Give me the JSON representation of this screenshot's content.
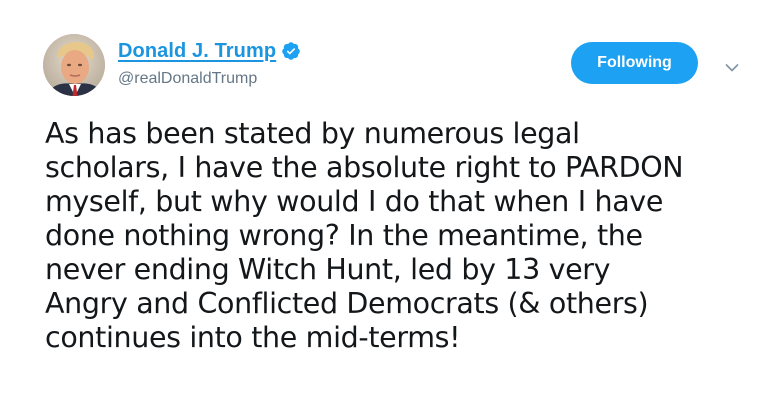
{
  "tweet": {
    "author": {
      "display_name": "Donald J. Trump",
      "screen_name": "@realDonaldTrump",
      "verified": true,
      "avatar_icon": "profile-photo"
    },
    "follow_button_label": "Following",
    "menu_icon": "chevron-down-icon",
    "text": "As has been stated by numerous legal\nscholars, I have the absolute right to PARDON\nmyself, but why would I do that when I have\ndone nothing wrong? In the meantime, the\nnever ending Witch Hunt, led by 13 very\nAngry and Conflicted Democrats (& others)\ncontinues into the mid-terms!"
  },
  "colors": {
    "brand_blue": "#1da1f2",
    "name_blue": "#1b95e0",
    "secondary_text": "#657786",
    "body_text": "#14171a"
  }
}
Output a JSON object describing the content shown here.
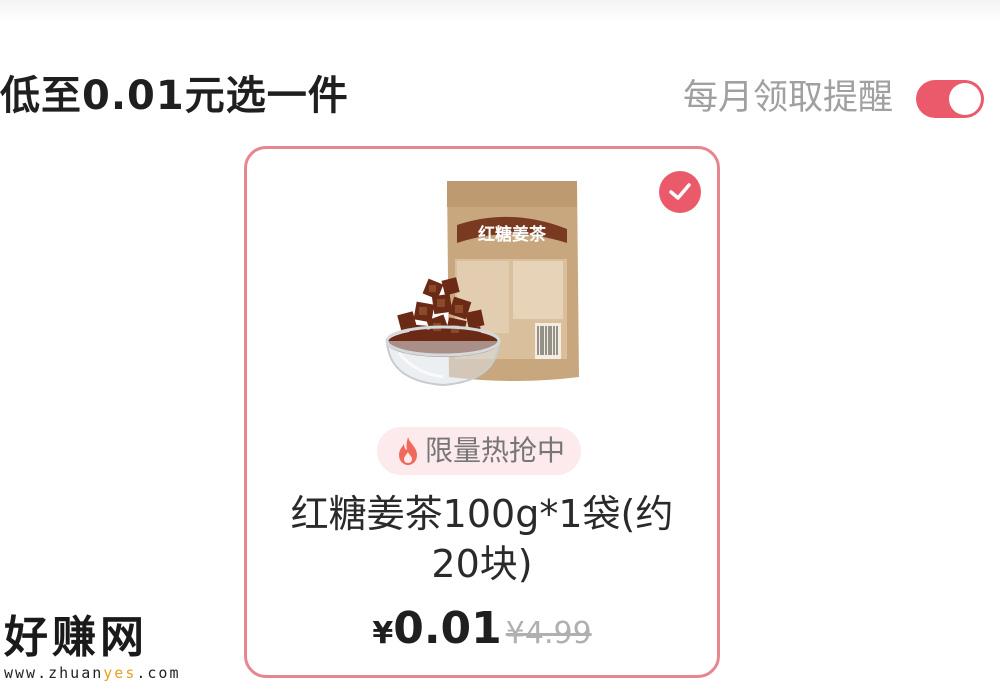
{
  "section": {
    "title": "低至0.01元选一件",
    "reminder_label": "每月领取提醒",
    "reminder_enabled": true
  },
  "product": {
    "package_label": "红糖姜茶",
    "badge_text": "限量热抢中",
    "name": "红糖姜茶100g*1袋(约20块)",
    "price_symbol": "¥",
    "price": "0.01",
    "original_price": "¥4.99",
    "selected": true
  },
  "watermark": {
    "logo": "好赚网",
    "url_prefix": "www.zhuan",
    "url_highlight": "yes",
    "url_suffix": ".com"
  },
  "colors": {
    "accent": "#eb5a6a",
    "card_border": "#e8868f",
    "badge_bg": "#fdeaec"
  },
  "icons": {
    "check": "check-icon",
    "fire": "fire-icon"
  }
}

[Given task] Transcribe the records above exactly, leaving out every picture.

[The result]
Give me the JSON representation of this screenshot's content.
{
  "tweet": {
    "author": {
      "display_name": "Donald J. Trump",
      "screen_name": "@realDonaldTrump",
      "verified": true,
      "avatar_icon": "profile-photo"
    },
    "follow_button_label": "Following",
    "menu_icon": "chevron-down-icon",
    "text": "As has been stated by numerous legal\nscholars, I have the absolute right to PARDON\nmyself, but why would I do that when I have\ndone nothing wrong? In the meantime, the\nnever ending Witch Hunt, led by 13 very\nAngry and Conflicted Democrats (& others)\ncontinues into the mid-terms!"
  },
  "colors": {
    "brand_blue": "#1da1f2",
    "name_blue": "#1b95e0",
    "secondary_text": "#657786",
    "body_text": "#14171a"
  }
}
Output a JSON object describing the content shown here.
{
  "section": {
    "title": "低至0.01元选一件",
    "reminder_label": "每月领取提醒",
    "reminder_enabled": true
  },
  "product": {
    "package_label": "红糖姜茶",
    "badge_text": "限量热抢中",
    "name": "红糖姜茶100g*1袋(约20块)",
    "price_symbol": "¥",
    "price": "0.01",
    "original_price": "¥4.99",
    "selected": true
  },
  "watermark": {
    "logo": "好赚网",
    "url_prefix": "www.zhuan",
    "url_highlight": "yes",
    "url_suffix": ".com"
  },
  "colors": {
    "accent": "#eb5a6a",
    "card_border": "#e8868f",
    "badge_bg": "#fdeaec"
  },
  "icons": {
    "check": "check-icon",
    "fire": "fire-icon"
  }
}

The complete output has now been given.